## Selected passage
With Nikolay's suggestion, this patch is to clean up bridge multicast in
ndo_uninit after bridge dev is shutdown, instead of br_dev_delete, so
that netif_running check in br_multicast_add_group can avoid this issue.
v1->v2:
- fix this issue by moving br_multicast_dev_del to ndo_uninit, instead
of calling dev_close in br_dev_delete.
(NOTE: Depends upon b6fe0440c637 ("bridge: implement missing ndo_uninit()"))
(NOTE: Manually fixed cherry-pick conflict as the code in the vicinity had
changed. The logic of this fix should be preserved)
Fixes: e10177abf842 ("bridge: multicast: fix handling of temp and perm entries")
Reported-by: Jianwen Ji <jiji@redhat.com>
Signed-off-by: Xin Long <lucien.xin@gmail.com>
Reviewed-by: Stephen Hemminger <stephen@networkplumber.org>
Signed-off-by: Nikolay Aleksandrov <nikolay@cumulusnetworks.com>
Signed-off-by: David S. Miller <davem@davemloft.net>
Signed-off-by: Rolf Neugebauer <rn@rneugeba.io>
(cherry picked from commit b1b9d366028ff580e6dd80b48a69c473361456f1)
---
net/bridge/br_device.c | 1 +
net/bridge/br_if.c | 1 -
2 files changed, 1 insertion(+), 1 deletion(-)

## Exercise requirements
1 > In the bridge multicast patch, who is named as having reported the issue?
2 > Pick up the bridge multicast patch right after its last line and write what comes next.

## Data section
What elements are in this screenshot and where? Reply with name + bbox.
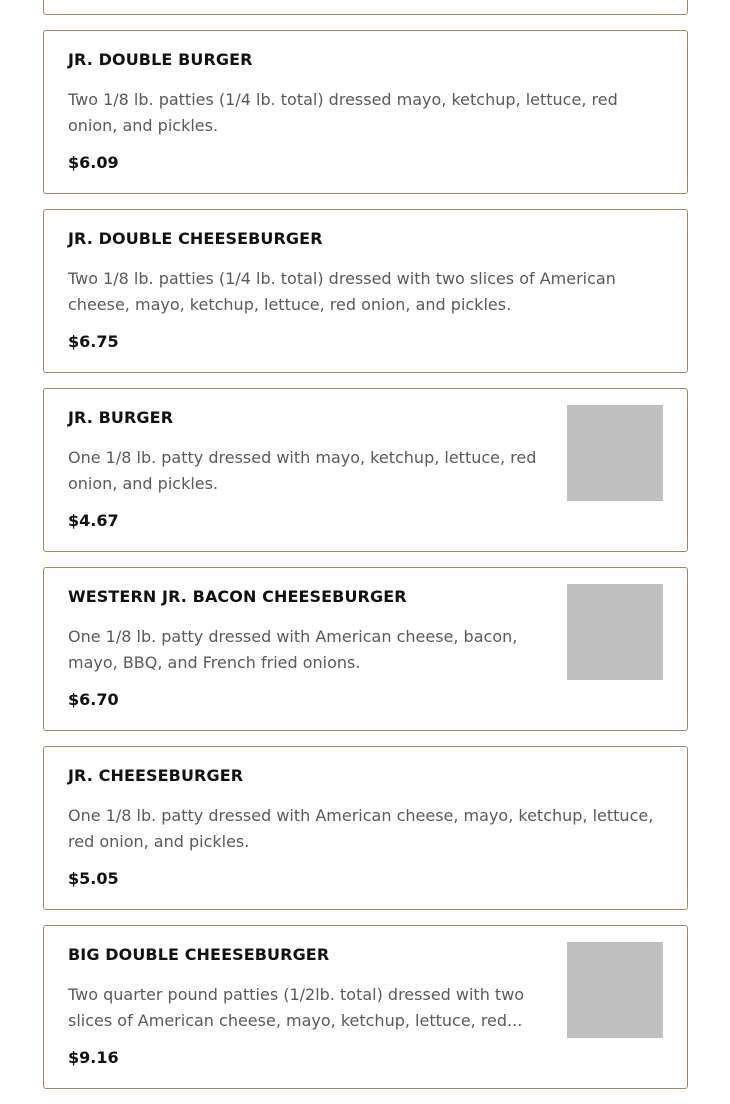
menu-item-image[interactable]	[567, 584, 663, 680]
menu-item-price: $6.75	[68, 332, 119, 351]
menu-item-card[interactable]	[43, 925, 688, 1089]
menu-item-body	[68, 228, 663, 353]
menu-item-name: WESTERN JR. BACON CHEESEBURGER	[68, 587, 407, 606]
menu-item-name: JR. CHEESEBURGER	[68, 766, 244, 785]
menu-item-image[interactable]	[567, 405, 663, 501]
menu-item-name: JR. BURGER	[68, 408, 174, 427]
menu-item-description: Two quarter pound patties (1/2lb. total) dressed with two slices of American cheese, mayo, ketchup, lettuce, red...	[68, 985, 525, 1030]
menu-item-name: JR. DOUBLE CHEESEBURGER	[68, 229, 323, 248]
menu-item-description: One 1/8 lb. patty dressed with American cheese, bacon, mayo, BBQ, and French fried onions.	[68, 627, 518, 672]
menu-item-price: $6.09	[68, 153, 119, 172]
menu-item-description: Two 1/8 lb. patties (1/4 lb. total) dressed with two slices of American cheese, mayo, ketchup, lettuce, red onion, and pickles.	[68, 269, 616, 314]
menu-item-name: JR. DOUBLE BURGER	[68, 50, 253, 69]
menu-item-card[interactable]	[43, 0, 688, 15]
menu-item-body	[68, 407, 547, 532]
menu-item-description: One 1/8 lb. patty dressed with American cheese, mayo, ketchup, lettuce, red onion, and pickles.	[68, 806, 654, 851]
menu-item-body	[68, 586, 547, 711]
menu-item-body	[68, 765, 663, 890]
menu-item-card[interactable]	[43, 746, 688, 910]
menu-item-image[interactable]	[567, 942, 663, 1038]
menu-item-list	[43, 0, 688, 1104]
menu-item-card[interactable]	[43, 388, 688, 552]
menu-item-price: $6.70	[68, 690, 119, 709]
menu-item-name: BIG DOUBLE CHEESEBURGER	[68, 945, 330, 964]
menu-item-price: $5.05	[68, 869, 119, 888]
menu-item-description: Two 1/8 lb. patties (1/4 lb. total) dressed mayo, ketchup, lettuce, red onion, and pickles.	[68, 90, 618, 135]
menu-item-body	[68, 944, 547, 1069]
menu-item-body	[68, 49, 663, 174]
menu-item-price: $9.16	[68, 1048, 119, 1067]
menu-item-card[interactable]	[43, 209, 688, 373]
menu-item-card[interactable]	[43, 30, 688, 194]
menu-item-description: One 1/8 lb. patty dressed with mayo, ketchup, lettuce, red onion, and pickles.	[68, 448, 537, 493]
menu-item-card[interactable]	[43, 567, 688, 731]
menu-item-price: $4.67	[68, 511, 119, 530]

...

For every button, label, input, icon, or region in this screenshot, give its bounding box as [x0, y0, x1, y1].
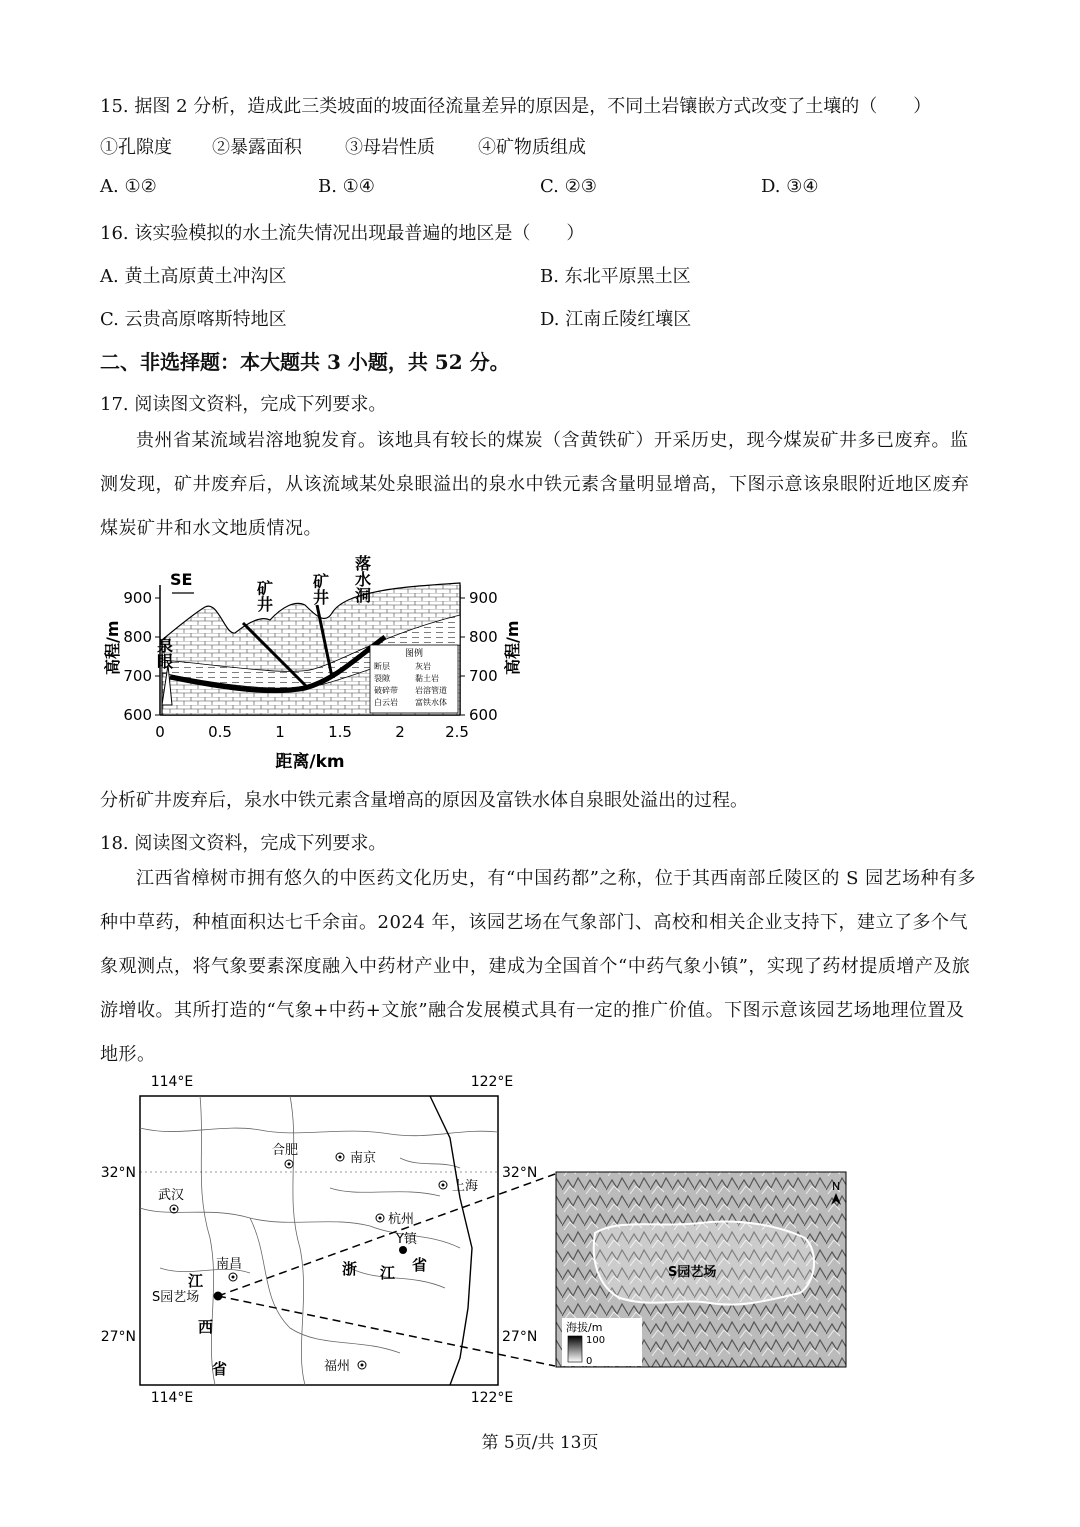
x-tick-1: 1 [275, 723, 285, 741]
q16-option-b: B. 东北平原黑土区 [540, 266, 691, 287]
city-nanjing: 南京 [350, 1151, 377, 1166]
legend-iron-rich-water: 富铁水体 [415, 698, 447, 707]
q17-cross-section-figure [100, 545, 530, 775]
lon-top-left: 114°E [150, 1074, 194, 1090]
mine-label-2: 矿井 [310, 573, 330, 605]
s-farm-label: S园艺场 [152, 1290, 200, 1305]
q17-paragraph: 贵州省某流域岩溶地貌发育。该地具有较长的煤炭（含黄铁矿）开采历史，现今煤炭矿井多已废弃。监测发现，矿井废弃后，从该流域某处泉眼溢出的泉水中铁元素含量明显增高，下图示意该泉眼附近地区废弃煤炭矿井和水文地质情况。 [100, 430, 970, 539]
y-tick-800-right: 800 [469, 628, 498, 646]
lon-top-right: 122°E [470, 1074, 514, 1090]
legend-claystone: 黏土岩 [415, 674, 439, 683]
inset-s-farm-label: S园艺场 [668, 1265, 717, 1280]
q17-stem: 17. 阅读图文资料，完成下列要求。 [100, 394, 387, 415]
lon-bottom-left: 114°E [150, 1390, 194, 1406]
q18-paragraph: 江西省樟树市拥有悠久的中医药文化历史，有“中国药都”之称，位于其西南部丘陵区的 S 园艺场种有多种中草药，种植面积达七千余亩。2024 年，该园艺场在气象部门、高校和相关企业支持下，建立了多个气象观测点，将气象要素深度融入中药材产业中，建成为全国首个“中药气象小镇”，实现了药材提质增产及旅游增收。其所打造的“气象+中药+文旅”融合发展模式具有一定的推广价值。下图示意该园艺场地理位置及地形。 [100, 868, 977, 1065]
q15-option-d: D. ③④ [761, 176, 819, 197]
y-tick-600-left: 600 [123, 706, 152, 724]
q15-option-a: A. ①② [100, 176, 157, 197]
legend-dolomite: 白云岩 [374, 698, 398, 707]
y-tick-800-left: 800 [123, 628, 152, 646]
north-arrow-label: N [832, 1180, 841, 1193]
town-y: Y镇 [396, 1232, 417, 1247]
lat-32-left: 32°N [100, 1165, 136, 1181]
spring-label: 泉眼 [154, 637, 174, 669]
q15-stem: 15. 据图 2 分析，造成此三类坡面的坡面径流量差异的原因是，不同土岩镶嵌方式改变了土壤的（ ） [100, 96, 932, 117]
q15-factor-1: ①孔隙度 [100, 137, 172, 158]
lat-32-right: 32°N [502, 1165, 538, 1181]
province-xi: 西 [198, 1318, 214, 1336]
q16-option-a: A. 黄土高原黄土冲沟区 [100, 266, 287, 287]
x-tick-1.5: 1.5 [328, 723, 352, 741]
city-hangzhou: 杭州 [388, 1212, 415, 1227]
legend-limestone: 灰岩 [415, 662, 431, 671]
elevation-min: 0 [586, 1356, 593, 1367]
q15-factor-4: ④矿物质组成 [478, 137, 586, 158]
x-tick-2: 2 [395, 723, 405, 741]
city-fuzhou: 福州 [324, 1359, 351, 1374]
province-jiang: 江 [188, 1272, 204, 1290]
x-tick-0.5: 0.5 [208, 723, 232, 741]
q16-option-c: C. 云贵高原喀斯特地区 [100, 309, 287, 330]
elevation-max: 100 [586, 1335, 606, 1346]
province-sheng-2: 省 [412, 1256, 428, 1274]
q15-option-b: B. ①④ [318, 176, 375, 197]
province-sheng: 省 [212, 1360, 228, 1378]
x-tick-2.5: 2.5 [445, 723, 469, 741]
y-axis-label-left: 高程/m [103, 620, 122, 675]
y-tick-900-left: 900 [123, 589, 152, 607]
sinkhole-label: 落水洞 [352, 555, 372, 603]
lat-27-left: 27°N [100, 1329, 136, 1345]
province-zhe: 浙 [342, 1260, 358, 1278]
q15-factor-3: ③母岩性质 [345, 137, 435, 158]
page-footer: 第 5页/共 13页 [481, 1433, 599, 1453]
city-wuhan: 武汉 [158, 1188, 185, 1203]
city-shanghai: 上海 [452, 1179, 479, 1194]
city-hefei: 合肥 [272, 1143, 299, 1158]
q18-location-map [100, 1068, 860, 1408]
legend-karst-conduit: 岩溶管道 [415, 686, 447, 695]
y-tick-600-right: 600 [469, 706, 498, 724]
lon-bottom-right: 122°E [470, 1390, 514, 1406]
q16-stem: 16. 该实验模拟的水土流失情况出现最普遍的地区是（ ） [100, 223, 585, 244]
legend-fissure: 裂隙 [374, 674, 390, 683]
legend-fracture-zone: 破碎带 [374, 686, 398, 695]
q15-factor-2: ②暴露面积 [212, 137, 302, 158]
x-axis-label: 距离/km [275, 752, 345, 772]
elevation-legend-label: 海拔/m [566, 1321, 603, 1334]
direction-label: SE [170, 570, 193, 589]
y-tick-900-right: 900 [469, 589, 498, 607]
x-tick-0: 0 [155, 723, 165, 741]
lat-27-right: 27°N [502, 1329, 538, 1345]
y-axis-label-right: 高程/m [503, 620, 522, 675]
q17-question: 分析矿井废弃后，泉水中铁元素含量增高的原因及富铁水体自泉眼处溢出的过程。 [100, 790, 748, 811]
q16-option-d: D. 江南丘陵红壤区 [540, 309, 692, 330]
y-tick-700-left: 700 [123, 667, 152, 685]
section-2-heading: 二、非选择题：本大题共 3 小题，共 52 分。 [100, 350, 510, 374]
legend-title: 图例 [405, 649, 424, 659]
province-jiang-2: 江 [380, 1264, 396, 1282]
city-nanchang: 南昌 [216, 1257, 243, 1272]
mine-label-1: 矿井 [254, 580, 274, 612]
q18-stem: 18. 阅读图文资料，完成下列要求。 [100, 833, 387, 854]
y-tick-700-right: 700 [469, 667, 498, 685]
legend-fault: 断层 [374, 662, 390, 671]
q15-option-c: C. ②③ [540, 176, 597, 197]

## Answer set
1 > Jianwen Ji

2 >
diff --git a/net/bridge/br_device.c b/net/bridge/br_device.c
index 15be72678bc8..a0a7bb6a991f 100644
--- a/net/bridge/br_device.c
+++ b/net/bridge/br_device.c
@@ -126,6 +126,7 @@ static void br_dev_uninit(struct net_device *dev)
{
struct net_bridge *br = netdev_priv(dev);
+ br_multicast_dev_del(br);
br_multicast_uninit_stats(br);
br_vlan_flush(br);
free_percpu(br->stats);
diff --git a/net/bridge/br_if.c b/net/bridge/br_if.c
index 1764de88483c..e25b75654256 100644
--- a/net/bridge/br_if.c
+++ b/net/bridge/br_if.c
@@ -311,7 +311,6 @@ void br_dev_delete(struct net_device *dev, struct list_head *head)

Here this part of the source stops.